List every line below containing "MCOPS".

(Stored data)
=======

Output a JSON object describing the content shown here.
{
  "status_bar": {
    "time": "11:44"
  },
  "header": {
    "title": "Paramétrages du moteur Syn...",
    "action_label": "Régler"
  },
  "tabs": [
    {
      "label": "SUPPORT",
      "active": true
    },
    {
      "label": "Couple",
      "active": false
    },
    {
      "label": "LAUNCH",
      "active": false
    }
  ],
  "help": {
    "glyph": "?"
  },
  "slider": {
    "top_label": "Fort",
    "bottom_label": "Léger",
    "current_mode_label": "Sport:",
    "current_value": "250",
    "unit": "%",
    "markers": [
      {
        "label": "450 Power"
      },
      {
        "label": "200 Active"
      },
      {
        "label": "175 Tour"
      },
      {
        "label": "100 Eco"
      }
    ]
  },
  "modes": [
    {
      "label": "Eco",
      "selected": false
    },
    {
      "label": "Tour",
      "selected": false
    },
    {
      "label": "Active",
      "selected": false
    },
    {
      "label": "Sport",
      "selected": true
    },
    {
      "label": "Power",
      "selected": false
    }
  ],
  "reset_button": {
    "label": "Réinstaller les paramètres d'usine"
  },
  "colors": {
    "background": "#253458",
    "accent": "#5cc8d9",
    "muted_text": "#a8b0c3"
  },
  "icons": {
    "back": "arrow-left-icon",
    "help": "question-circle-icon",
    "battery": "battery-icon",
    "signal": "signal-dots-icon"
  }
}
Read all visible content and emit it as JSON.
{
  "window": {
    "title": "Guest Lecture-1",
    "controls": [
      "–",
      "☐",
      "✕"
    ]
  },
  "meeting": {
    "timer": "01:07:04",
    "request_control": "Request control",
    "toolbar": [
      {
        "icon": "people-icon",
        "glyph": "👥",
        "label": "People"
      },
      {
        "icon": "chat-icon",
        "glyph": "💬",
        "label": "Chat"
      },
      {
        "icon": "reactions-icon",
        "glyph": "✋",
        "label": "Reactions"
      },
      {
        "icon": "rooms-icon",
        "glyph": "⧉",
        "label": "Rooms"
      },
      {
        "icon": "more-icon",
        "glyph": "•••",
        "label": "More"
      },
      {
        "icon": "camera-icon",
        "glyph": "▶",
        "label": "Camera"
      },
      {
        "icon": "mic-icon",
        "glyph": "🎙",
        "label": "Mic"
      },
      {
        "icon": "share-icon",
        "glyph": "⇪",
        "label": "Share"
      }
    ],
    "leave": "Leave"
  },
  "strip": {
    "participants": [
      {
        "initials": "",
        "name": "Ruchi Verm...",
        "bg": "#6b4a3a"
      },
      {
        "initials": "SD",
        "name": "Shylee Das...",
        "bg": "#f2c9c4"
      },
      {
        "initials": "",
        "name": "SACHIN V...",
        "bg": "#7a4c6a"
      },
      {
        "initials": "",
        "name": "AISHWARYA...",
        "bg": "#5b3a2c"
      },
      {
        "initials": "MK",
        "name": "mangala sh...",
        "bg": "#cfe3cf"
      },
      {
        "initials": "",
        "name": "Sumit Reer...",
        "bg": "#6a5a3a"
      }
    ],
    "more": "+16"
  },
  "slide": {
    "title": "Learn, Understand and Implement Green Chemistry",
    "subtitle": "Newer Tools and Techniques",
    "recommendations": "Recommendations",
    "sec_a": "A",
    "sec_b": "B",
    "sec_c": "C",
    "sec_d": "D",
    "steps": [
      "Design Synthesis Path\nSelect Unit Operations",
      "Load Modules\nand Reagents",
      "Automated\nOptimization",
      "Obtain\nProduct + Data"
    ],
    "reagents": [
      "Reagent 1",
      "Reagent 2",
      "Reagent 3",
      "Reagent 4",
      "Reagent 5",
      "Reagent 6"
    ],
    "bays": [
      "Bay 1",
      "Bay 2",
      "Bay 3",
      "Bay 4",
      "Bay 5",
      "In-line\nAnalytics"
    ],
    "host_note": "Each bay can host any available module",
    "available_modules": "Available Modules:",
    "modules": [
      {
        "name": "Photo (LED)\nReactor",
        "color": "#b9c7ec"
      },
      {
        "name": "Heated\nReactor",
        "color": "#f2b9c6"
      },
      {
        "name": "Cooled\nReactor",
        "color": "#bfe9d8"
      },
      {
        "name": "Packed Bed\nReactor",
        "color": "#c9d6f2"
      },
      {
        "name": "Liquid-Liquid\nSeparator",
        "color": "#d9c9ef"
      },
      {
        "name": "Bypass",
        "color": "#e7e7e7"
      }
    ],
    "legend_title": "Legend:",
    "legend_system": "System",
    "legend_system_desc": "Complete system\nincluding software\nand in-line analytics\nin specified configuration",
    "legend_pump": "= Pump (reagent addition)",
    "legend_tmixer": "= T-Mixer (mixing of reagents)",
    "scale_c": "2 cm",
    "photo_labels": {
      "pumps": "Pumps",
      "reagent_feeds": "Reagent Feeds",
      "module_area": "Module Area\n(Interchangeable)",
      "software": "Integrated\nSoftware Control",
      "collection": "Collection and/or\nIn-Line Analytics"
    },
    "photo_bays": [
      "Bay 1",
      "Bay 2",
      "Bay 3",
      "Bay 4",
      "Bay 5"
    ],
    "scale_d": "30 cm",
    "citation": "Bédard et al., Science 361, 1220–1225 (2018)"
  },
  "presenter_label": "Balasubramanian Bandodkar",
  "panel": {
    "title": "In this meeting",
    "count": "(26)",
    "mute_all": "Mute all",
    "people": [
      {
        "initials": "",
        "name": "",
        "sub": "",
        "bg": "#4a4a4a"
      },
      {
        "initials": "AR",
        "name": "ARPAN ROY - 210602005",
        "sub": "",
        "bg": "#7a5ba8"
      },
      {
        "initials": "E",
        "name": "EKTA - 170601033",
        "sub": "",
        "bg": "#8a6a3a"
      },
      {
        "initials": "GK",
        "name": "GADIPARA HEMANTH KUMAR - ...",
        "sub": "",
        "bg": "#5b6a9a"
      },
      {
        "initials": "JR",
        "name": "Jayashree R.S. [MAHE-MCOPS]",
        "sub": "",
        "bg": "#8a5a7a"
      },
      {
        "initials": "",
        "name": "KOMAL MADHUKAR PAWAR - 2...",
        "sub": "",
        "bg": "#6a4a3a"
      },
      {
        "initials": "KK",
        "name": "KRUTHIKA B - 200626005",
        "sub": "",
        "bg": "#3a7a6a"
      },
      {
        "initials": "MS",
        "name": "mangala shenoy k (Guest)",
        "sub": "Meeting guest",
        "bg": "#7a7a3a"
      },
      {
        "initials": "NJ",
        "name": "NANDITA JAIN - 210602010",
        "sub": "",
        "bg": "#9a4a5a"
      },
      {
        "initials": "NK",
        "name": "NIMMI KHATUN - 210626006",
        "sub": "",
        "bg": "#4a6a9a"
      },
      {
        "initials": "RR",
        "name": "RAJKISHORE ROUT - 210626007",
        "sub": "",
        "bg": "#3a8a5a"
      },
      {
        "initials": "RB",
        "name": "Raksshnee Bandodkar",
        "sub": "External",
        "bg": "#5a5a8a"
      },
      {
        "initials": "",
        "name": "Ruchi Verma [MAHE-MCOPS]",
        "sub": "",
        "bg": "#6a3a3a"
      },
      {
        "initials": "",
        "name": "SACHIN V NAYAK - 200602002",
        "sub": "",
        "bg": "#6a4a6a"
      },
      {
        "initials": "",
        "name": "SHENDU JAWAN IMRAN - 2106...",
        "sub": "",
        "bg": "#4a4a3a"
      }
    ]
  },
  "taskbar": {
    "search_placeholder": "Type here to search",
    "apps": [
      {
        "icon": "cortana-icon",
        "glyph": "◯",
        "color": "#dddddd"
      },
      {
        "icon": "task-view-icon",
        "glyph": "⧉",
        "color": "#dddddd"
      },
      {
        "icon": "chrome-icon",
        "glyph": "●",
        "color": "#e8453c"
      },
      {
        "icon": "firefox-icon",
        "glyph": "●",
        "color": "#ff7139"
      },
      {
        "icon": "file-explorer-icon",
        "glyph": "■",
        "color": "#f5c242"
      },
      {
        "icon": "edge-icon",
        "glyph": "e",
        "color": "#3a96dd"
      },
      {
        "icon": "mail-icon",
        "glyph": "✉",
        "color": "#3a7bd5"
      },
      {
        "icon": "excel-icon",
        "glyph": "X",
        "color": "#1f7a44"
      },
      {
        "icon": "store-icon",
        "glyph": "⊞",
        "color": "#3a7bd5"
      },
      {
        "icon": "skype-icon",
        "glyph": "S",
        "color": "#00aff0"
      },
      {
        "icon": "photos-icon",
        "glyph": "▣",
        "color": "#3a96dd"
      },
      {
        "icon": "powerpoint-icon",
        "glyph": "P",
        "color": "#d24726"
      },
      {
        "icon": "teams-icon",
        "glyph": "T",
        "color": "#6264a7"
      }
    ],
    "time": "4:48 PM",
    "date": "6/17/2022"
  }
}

=======

- Task result:
        "name": "Jayashree R.S. [MAHE-MCOPS]",
        "name": "Ruchi Verma [MAHE-MCOPS]",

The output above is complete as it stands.